(Data records)
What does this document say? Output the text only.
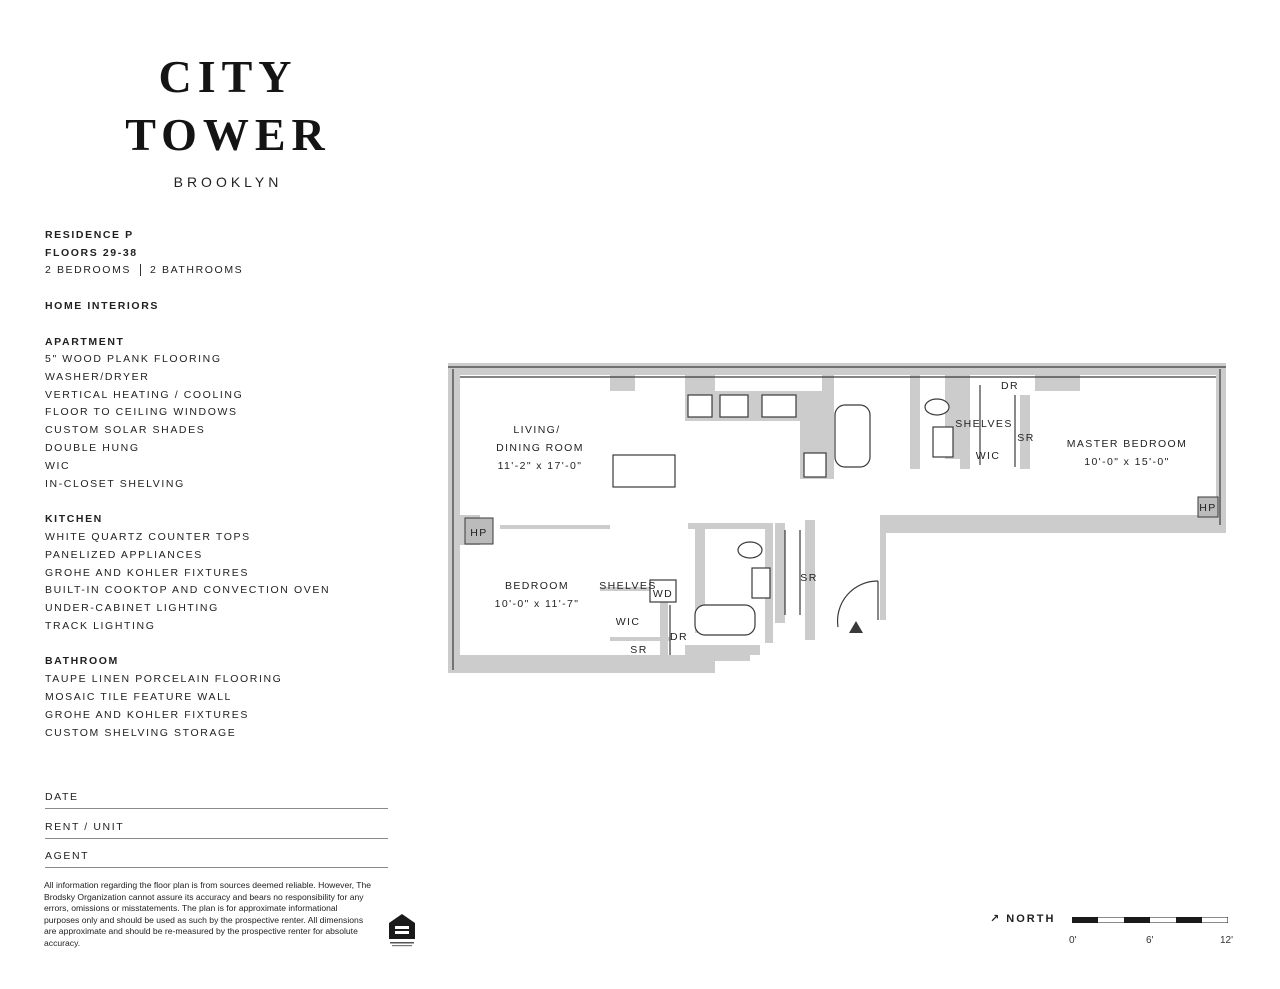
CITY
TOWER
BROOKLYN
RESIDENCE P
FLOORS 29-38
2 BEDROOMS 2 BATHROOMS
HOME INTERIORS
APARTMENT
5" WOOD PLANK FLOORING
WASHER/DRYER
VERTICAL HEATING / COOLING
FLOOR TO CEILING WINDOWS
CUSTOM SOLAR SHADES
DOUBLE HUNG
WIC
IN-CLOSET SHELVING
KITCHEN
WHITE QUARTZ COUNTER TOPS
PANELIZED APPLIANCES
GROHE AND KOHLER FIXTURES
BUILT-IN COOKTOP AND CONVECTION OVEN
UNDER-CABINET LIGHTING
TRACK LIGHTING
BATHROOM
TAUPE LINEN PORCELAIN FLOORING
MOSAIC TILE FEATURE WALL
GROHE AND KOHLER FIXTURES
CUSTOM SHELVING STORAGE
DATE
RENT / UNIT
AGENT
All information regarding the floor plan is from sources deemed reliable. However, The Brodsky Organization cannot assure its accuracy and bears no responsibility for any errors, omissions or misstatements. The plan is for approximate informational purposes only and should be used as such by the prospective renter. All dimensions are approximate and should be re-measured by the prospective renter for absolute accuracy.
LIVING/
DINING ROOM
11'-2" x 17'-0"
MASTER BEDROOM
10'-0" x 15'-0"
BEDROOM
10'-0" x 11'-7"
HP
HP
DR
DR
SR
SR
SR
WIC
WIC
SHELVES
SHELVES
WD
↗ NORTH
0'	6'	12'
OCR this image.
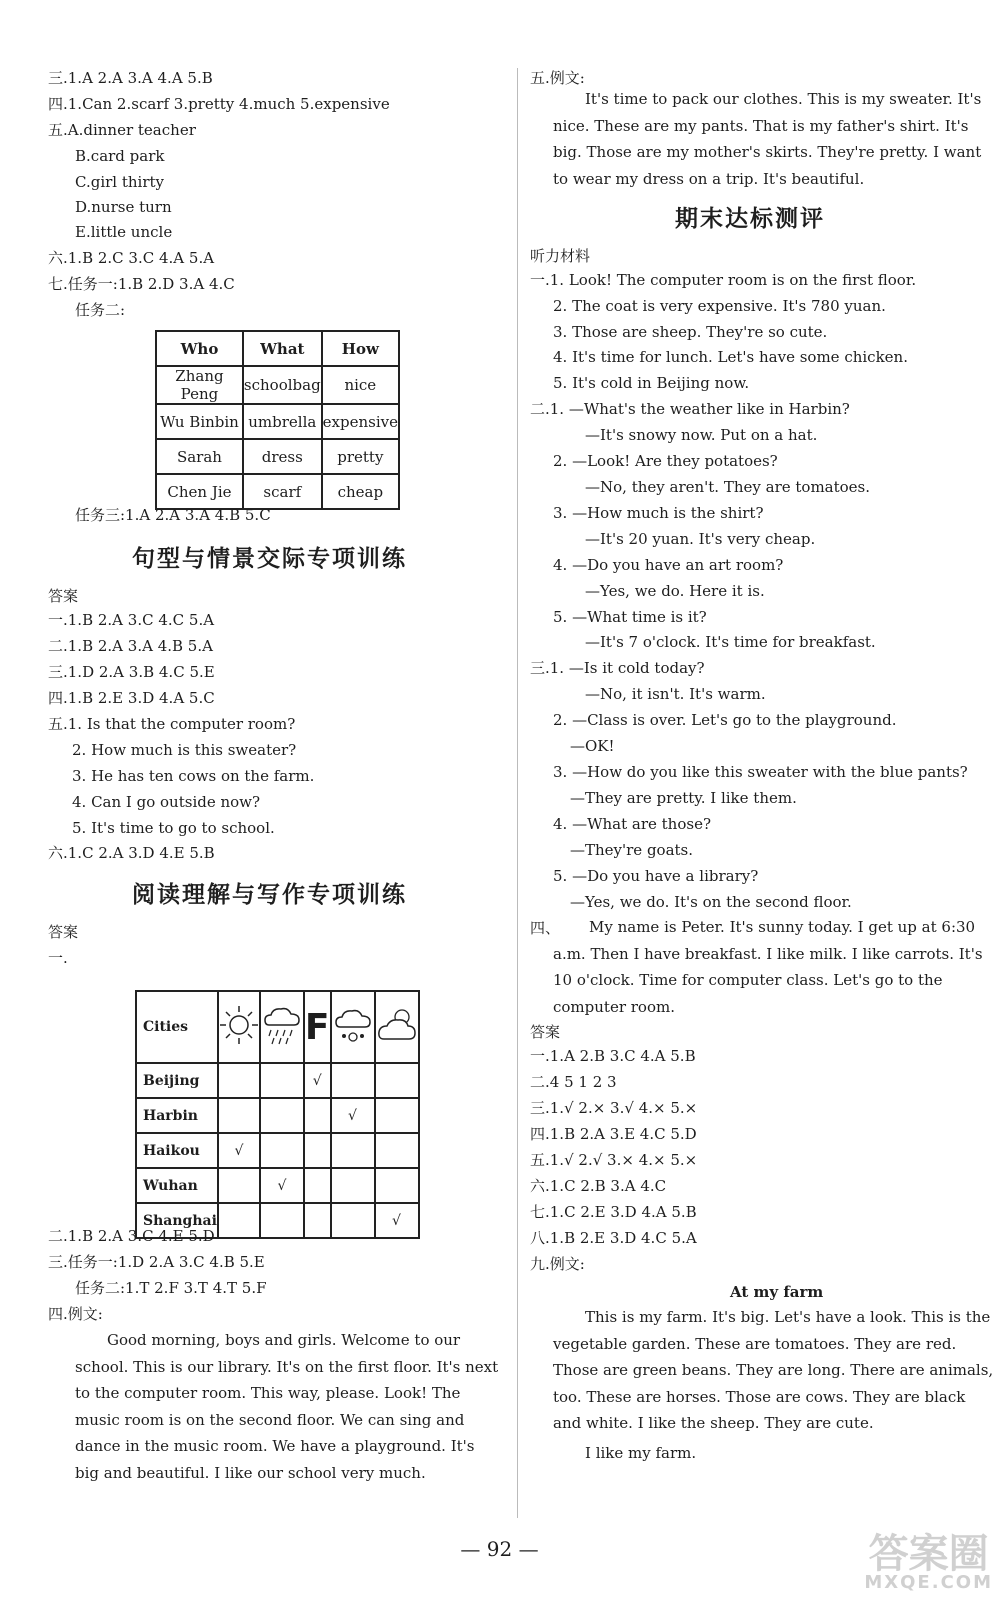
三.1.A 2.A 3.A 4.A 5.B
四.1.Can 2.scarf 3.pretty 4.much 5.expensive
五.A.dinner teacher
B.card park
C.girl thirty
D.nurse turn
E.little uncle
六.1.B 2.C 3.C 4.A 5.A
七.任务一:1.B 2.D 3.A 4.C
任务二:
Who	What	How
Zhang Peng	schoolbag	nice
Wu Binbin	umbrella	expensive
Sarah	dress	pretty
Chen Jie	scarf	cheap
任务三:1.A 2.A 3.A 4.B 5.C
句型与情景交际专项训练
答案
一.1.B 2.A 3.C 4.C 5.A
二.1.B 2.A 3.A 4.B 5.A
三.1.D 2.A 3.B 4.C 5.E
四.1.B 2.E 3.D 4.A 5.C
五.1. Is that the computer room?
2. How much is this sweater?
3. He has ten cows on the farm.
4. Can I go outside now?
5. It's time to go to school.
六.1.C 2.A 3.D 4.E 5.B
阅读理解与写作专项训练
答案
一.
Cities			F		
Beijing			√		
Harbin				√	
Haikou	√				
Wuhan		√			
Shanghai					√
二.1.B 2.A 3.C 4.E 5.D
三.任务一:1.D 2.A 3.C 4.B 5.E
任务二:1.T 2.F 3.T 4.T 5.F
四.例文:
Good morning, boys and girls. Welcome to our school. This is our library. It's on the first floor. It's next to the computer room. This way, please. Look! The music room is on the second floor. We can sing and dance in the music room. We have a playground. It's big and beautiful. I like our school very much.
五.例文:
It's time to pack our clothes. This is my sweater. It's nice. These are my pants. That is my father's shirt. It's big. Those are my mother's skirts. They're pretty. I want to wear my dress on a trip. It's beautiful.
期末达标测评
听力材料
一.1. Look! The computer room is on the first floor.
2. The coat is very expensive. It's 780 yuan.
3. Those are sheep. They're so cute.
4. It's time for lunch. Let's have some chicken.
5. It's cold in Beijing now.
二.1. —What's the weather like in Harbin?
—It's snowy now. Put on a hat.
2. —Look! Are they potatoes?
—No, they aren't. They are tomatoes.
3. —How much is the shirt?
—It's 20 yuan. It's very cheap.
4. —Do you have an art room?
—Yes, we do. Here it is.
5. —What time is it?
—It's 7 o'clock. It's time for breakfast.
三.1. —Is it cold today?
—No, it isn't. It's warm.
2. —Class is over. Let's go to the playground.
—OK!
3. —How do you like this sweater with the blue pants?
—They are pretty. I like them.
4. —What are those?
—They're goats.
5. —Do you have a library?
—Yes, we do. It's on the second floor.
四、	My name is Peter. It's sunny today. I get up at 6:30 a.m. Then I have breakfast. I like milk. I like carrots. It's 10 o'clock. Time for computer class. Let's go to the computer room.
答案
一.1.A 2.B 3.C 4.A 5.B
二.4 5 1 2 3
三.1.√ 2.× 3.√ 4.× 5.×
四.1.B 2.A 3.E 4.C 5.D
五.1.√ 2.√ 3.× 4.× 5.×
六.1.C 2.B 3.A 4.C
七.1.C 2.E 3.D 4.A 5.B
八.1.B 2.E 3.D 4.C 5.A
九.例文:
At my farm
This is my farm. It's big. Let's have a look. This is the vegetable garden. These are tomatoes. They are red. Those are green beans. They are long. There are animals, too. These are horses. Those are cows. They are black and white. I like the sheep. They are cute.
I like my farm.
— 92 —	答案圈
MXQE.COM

#### What is required
Pick out and copy every line that contains the word "playground".

#### Completed exercise
Good morning, boys and girls. Welcome to our school. This is our library. It's on the first floor. It's next to the computer room. This way, please. Look! The music room is on the second floor. We can sing and dance in the music room. We have a playground. It's big and beautiful. I like our school very much.
2. —Class is over. Let's go to the playground.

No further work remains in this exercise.